* Passage given:

SECURITIES AND EXCHANGE COMMISSION

Washington, D.C. 20549

 

 

FORM 8-K

 

 

CURRENT REPORT

Pursuant to Section 13 or 15(d)

of the Securities Exchange Act of 1934

 

Date of Report (Date of earliest event reported): June 30, 2025

 

 

Gevo, Inc.

(Exact name of registrant as specified in its charter)

 

 

Delaware 001-35073 87-0747704
(State or other jurisdiction (Commission File Number) (IRS Employer
of incorporation)   Identification No.)

 

345 Inverness Drive South, Building C, Suite 310
Englewood
, CO 80112

(Address of principal executive offices) (Zip Code)

 

Registrant’s telephone number, including area code: (303) 858-8358

 

N/A

(Former name or former address, if changed since last report)

 

Check the appropriate box below if the Form 8-K filing is intended to simultaneously satisfy the filing obligation of the registrant under any of the following provisions:

 

¨ Written communications pursuant to Rule 425 under the Securities Act (17 CFR 230.425)
¨ Soliciting material pursuant to Rule 14a-12 under the Exchange Act (17 CFR 240.14a-12)
¨ Pre-commencement communications pursuant to Rule 14d-2(b) under the Exchange Act (17 CFR 240.14d-2(b))
¨ Pre-commencement communications pursuant to Rule 13e-4(c) under the Exchange Act (17 CFR 240.13e-4(c))

 

Securities registered pursuant to Section 12(b) of the Act:

 

Title of each class   Trading symbol   Name of exchange on which registered
Common Stock, par value $0.01 per share   GEVO   Nasdaq Capital Market

 

Indicate by check mark whether the registrant is an emerging growth company as defined in as defined in Rule 405 of the Securities Act of 1933 (§230.405 of this chapter) or Rule 12b-2 of the Securities Exchange Act of 1934 (§240.12b-2 of this chapter).

* Data provided:
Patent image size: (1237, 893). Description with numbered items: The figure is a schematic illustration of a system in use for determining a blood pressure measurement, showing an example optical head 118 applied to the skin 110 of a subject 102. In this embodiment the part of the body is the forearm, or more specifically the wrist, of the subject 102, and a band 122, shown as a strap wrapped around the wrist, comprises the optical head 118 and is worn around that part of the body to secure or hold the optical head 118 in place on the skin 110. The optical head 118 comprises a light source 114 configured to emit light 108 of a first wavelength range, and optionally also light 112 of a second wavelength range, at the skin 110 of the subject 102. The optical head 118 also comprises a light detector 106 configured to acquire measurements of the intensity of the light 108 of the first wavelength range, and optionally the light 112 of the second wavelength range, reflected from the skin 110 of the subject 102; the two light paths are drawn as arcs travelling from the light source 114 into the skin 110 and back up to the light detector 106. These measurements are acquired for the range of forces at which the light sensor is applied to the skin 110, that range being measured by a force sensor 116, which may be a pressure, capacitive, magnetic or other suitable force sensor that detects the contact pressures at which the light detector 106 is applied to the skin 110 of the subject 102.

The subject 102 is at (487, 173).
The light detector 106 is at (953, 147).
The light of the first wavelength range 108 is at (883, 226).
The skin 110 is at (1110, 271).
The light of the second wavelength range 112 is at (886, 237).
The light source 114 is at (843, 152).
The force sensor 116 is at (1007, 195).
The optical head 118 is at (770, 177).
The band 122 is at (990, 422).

* Requirements:
1/ In the Gevo Form 8-K cover page, write out the part that begins with "(Address of principal" and ends after "since last report)", substituting "main executive offices" for "principal executive offices".
2/ According to the Gevo Form 8-K cover page, on which exchange is the company's common stock registered?
The entries above come from a different source than the Gevo Form 8-K cover page.

* Responses in order:
1/
(Address of main executive offices) (Zip Code)

 

Registrant’s telephone number, including area code: (303) 858-8358

 

N/A

(Former name or former address, if changed since last report)

2/ The Nasdaq Capital Market.